### Required task
Your task is to output the data exactly as it stands.

### Exercise data
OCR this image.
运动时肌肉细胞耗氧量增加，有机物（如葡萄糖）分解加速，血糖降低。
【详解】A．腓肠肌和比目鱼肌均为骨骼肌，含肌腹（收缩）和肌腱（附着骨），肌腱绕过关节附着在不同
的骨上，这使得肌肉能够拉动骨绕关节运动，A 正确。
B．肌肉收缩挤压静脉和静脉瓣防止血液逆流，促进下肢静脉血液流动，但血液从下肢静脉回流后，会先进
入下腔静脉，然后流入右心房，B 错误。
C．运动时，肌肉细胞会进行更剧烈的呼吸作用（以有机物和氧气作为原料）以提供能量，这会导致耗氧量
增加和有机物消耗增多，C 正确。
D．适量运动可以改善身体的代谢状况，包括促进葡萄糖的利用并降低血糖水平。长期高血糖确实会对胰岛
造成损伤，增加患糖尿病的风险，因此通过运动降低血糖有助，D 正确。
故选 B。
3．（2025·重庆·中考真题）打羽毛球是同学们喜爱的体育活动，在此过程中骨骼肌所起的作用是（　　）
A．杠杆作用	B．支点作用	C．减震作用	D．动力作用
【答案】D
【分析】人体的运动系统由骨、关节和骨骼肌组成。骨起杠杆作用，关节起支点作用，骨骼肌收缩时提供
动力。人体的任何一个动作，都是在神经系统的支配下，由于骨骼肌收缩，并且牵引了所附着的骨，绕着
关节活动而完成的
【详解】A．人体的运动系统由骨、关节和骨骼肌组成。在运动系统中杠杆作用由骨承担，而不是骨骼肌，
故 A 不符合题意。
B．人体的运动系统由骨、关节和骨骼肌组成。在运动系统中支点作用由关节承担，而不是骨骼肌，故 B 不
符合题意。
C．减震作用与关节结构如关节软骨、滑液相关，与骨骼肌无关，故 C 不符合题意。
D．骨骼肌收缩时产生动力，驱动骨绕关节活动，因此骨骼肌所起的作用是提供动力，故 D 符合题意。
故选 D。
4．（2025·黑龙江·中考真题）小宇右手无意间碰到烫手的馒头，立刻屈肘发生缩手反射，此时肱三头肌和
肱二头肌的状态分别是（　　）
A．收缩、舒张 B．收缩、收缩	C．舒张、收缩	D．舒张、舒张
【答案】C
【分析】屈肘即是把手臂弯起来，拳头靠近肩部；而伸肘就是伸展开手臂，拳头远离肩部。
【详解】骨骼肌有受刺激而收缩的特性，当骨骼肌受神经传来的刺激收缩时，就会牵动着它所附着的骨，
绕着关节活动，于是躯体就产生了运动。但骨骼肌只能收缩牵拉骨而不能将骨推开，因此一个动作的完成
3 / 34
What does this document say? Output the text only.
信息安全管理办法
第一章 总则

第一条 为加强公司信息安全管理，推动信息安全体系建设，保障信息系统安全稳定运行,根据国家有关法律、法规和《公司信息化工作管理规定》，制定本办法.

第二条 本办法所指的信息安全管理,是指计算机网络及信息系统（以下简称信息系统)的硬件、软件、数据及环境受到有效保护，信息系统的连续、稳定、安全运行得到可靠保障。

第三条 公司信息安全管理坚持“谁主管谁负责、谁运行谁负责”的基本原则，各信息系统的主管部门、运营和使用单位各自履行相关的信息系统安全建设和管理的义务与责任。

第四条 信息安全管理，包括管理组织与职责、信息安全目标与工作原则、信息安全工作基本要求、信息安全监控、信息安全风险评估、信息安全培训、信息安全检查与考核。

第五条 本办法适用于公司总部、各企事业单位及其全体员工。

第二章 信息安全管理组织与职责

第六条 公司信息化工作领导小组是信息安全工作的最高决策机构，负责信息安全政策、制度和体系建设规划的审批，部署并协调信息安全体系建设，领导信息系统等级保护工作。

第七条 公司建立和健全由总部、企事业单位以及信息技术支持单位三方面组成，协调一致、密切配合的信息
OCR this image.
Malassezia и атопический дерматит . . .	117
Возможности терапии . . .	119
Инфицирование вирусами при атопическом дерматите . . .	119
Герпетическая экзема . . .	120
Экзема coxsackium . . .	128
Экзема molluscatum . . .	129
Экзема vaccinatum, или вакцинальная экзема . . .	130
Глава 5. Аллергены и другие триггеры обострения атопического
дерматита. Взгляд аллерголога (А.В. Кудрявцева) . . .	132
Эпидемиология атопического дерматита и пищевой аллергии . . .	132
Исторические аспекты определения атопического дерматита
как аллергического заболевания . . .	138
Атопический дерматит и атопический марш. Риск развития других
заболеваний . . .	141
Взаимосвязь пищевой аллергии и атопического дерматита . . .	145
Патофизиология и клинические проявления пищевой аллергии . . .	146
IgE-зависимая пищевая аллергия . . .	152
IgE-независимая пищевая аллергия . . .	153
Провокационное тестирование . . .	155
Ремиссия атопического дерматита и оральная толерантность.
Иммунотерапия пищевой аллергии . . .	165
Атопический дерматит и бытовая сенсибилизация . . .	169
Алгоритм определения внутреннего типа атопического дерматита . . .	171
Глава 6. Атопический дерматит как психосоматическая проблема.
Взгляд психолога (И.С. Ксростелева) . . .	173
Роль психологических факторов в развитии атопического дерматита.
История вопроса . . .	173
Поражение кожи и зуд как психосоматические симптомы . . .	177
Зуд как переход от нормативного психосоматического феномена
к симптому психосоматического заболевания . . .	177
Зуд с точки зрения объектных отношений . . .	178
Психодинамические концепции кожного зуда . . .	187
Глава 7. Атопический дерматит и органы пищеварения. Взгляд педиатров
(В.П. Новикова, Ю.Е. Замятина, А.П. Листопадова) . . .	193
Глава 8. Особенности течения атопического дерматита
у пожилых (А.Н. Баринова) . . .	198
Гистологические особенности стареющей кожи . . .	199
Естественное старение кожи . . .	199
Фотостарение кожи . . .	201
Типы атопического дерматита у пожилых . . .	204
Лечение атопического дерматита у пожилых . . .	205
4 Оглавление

### Finished answer
OCR this image.
运动时肌肉细胞耗氧量增加，有机物（如葡萄糖）分解加速，血糖降低。
【详解】A．腓肠肌和比目鱼肌均为骨骼肌，含肌腹（收缩）和肌腱（附着骨），肌腱绕过关节附着在不同
的骨上，这使得肌肉能够拉动骨绕关节运动，A 正确。
B．肌肉收缩挤压静脉和静脉瓣防止血液逆流，促进下肢静脉血液流动，但血液从下肢静脉回流后，会先进
入下腔静脉，然后流入右心房，B 错误。
C．运动时，肌肉细胞会进行更剧烈的呼吸作用（以有机物和氧气作为原料）以提供能量，这会导致耗氧量
增加和有机物消耗增多，C 正确。
D．适量运动可以改善身体的代谢状况，包括促进葡萄糖的利用并降低血糖水平。长期高血糖确实会对胰岛
造成损伤，增加患糖尿病的风险，因此通过运动降低血糖有助，D 正确。
故选 B。
3．（2025·重庆·中考真题）打羽毛球是同学们喜爱的体育活动，在此过程中骨骼肌所起的作用是（　　）
A．杠杆作用	B．支点作用	C．减震作用	D．动力作用
【答案】D
【分析】人体的运动系统由骨、关节和骨骼肌组成。骨起杠杆作用，关节起支点作用，骨骼肌收缩时提供
动力。人体的任何一个动作，都是在神经系统的支配下，由于骨骼肌收缩，并且牵引了所附着的骨，绕着
关节活动而完成的
【详解】A．人体的运动系统由骨、关节和骨骼肌组成。在运动系统中杠杆作用由骨承担，而不是骨骼肌，
故 A 不符合题意。
B．人体的运动系统由骨、关节和骨骼肌组成。在运动系统中支点作用由关节承担，而不是骨骼肌，故 B 不
符合题意。
C．减震作用与关节结构如关节软骨、滑液相关，与骨骼肌无关，故 C 不符合题意。
D．骨骼肌收缩时产生动力，驱动骨绕关节活动，因此骨骼肌所起的作用是提供动力，故 D 符合题意。
故选 D。
4．（2025·黑龙江·中考真题）小宇右手无意间碰到烫手的馒头，立刻屈肘发生缩手反射，此时肱三头肌和
肱二头肌的状态分别是（　　）
A．收缩、舒张 B．收缩、收缩	C．舒张、收缩	D．舒张、舒张
【答案】C
【分析】屈肘即是把手臂弯起来，拳头靠近肩部；而伸肘就是伸展开手臂，拳头远离肩部。
【详解】骨骼肌有受刺激而收缩的特性，当骨骼肌受神经传来的刺激收缩时，就会牵动着它所附着的骨，
绕着关节活动，于是躯体就产生了运动。但骨骼肌只能收缩牵拉骨而不能将骨推开，因此一个动作的完成
3 / 34
What does this document say? Output the text only.
信息安全管理办法
第一章 总则

第一条 为加强公司信息安全管理，推动信息安全体系建设，保障信息系统安全稳定运行,根据国家有关法律、法规和《公司信息化工作管理规定》，制定本办法.

第二条 本办法所指的信息安全管理,是指计算机网络及信息系统（以下简称信息系统)的硬件、软件、数据及环境受到有效保护，信息系统的连续、稳定、安全运行得到可靠保障。

第三条 公司信息安全管理坚持“谁主管谁负责、谁运行谁负责”的基本原则，各信息系统的主管部门、运营和使用单位各自履行相关的信息系统安全建设和管理的义务与责任。

第四条 信息安全管理，包括管理组织与职责、信息安全目标与工作原则、信息安全工作基本要求、信息安全监控、信息安全风险评估、信息安全培训、信息安全检查与考核。

第五条 本办法适用于公司总部、各企事业单位及其全体员工。

第二章 信息安全管理组织与职责

第六条 公司信息化工作领导小组是信息安全工作的最高决策机构，负责信息安全政策、制度和体系建设规划的审批，部署并协调信息安全体系建设，领导信息系统等级保护工作。

第七条 公司建立和健全由总部、企事业单位以及信息技术支持单位三方面组成，协调一致、密切配合的信息
OCR this image.
Malassezia и атопический дерматит . . .	117
Возможности терапии . . .	119
Инфицирование вирусами при атопическом дерматите . . .	119
Герпетическая экзема . . .	120
Экзема coxsackium . . .	128
Экзема molluscatum . . .	129
Экзема vaccinatum, или вакцинальная экзема . . .	130
Глава 5. Аллергены и другие триггеры обострения атопического
дерматита. Взгляд аллерголога (А.В. Кудрявцева) . . .	132
Эпидемиология атопического дерматита и пищевой аллергии . . .	132
Исторические аспекты определения атопического дерматита
как аллергического заболевания . . .	138
Атопический дерматит и атопический марш. Риск развития других
заболеваний . . .	141
Взаимосвязь пищевой аллергии и атопического дерматита . . .	145
Патофизиология и клинические проявления пищевой аллергии . . .	146
IgE-зависимая пищевая аллергия . . .	152
IgE-независимая пищевая аллергия . . .	153
Провокационное тестирование . . .	155
Ремиссия атопического дерматита и оральная толерантность.
Иммунотерапия пищевой аллергии . . .	165
Атопический дерматит и бытовая сенсибилизация . . .	169
Алгоритм определения внутреннего типа атопического дерматита . . .	171
Глава 6. Атопический дерматит как психосоматическая проблема.
Взгляд психолога (И.С. Ксростелева) . . .	173
Роль психологических факторов в развитии атопического дерматита.
История вопроса . . .	173
Поражение кожи и зуд как психосоматические симптомы . . .	177
Зуд как переход от нормативного психосоматического феномена
к симптому психосоматического заболевания . . .	177
Зуд с точки зрения объектных отношений . . .	178
Психодинамические концепции кожного зуда . . .	187
Глава 7. Атопический дерматит и органы пищеварения. Взгляд педиатров
(В.П. Новикова, Ю.Е. Замятина, А.П. Листопадова) . . .	193
Глава 8. Особенности течения атопического дерматита
у пожилых (А.Н. Баринова) . . .	198
Гистологические особенности стареющей кожи . . .	199
Естественное старение кожи . . .	199
Фотостарение кожи . . .	201
Типы атопического дерматита у пожилых . . .	204
Лечение атопического дерматита у пожилых . . .	205
4 Оглавление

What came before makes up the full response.